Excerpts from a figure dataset
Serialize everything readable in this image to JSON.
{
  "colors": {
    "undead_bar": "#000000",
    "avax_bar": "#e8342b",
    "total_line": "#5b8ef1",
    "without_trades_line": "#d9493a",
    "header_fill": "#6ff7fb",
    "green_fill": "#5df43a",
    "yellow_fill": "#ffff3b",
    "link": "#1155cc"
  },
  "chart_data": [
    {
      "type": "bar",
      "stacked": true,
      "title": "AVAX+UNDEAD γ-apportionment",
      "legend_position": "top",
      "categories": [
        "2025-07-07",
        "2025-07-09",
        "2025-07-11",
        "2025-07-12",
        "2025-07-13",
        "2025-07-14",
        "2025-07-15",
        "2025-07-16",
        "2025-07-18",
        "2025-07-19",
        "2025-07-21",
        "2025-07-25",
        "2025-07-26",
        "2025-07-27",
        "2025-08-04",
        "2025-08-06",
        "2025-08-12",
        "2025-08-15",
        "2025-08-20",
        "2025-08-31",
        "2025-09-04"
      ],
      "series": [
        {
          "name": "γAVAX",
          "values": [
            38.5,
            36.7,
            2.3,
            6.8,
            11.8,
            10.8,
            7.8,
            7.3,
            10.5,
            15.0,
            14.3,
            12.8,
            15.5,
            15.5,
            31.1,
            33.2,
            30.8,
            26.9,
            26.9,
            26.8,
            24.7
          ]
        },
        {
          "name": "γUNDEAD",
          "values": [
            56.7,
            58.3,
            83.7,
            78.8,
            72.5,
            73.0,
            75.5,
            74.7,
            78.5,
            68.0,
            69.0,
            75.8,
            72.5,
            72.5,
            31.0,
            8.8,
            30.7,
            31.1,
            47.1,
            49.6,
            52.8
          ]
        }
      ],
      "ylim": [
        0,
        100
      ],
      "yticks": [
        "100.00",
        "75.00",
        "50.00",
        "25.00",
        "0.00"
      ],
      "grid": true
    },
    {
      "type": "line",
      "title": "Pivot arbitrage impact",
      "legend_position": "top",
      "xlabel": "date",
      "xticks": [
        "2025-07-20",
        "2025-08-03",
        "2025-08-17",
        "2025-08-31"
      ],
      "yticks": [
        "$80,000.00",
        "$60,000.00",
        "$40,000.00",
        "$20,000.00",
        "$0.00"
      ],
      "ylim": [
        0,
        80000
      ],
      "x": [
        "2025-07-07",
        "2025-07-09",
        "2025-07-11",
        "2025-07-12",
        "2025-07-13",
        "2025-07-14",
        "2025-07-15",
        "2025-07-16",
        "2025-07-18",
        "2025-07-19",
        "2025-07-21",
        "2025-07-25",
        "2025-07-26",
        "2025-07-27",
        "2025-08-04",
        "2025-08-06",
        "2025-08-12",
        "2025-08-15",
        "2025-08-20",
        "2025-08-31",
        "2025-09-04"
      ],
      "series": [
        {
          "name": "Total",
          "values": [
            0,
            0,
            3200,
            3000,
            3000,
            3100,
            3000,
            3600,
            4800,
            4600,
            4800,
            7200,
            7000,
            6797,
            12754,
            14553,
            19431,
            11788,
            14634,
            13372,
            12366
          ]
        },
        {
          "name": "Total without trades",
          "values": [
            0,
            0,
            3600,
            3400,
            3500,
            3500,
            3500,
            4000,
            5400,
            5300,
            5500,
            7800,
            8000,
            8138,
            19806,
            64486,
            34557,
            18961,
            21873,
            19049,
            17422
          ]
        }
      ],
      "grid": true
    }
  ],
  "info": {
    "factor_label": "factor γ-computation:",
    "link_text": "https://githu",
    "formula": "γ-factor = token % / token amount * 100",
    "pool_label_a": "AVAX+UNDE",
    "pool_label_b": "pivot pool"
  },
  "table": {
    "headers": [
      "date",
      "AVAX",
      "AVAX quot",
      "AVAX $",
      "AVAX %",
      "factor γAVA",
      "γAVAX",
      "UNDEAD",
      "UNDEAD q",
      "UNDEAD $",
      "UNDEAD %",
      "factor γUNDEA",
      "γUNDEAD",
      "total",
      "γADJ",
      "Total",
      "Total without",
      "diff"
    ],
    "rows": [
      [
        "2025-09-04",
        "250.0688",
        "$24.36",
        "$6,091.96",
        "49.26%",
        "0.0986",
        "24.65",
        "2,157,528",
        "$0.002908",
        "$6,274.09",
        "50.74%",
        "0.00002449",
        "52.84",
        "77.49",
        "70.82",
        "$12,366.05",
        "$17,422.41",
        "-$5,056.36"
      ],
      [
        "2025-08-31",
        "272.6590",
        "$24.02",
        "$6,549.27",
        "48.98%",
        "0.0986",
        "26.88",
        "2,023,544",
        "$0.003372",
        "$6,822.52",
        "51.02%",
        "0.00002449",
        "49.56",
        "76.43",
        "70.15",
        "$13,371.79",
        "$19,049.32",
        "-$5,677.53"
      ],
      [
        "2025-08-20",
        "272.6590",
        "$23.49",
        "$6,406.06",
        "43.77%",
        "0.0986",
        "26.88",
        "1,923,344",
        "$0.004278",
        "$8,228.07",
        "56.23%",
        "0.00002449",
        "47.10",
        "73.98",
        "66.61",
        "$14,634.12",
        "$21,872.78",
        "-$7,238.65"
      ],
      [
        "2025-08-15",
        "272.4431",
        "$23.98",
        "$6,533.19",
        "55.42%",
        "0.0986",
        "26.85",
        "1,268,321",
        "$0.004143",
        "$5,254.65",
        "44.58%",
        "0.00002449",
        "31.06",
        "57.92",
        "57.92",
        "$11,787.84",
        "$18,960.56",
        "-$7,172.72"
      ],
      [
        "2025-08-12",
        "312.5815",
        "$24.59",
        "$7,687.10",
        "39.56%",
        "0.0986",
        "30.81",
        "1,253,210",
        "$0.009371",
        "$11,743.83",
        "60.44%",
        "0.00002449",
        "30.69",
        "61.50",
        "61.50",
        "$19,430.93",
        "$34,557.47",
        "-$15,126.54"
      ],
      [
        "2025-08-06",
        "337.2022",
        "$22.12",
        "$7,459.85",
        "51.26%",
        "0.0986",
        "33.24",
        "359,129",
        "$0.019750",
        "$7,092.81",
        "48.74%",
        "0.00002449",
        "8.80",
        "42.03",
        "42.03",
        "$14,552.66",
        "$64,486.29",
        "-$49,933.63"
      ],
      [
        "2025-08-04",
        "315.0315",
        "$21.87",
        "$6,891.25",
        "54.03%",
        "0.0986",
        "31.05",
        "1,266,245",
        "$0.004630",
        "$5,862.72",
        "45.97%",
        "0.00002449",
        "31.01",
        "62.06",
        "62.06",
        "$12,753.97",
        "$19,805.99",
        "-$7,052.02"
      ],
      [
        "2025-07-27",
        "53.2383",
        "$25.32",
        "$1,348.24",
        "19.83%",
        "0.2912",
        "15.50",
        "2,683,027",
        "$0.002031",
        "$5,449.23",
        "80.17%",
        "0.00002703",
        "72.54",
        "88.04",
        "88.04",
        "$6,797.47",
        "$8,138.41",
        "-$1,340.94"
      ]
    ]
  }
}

--

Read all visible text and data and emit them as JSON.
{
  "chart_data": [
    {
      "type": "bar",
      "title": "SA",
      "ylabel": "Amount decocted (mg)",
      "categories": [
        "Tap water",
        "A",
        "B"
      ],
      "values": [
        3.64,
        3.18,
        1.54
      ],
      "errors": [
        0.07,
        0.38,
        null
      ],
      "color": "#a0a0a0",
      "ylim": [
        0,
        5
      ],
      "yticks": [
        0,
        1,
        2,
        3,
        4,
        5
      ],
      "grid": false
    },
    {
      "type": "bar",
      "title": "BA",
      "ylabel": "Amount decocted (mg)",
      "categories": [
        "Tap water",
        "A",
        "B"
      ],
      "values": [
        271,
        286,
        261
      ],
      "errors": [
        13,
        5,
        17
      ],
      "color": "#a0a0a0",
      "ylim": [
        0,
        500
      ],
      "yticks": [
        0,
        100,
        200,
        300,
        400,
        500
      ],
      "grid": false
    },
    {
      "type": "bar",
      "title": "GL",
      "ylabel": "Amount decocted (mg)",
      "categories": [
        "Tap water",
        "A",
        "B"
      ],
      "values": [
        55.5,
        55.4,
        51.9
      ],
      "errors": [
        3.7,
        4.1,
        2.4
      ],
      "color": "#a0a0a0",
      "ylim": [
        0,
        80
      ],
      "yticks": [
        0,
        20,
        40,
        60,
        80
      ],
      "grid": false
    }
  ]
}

**PROMPT:**
Find the word "name" in the material, then list each line that holds it.

**THE RESPONSE:**
          "name": "γAVAX",
          "name": "γUNDEAD",
          "name": "Total",
          "name": "Total without trades",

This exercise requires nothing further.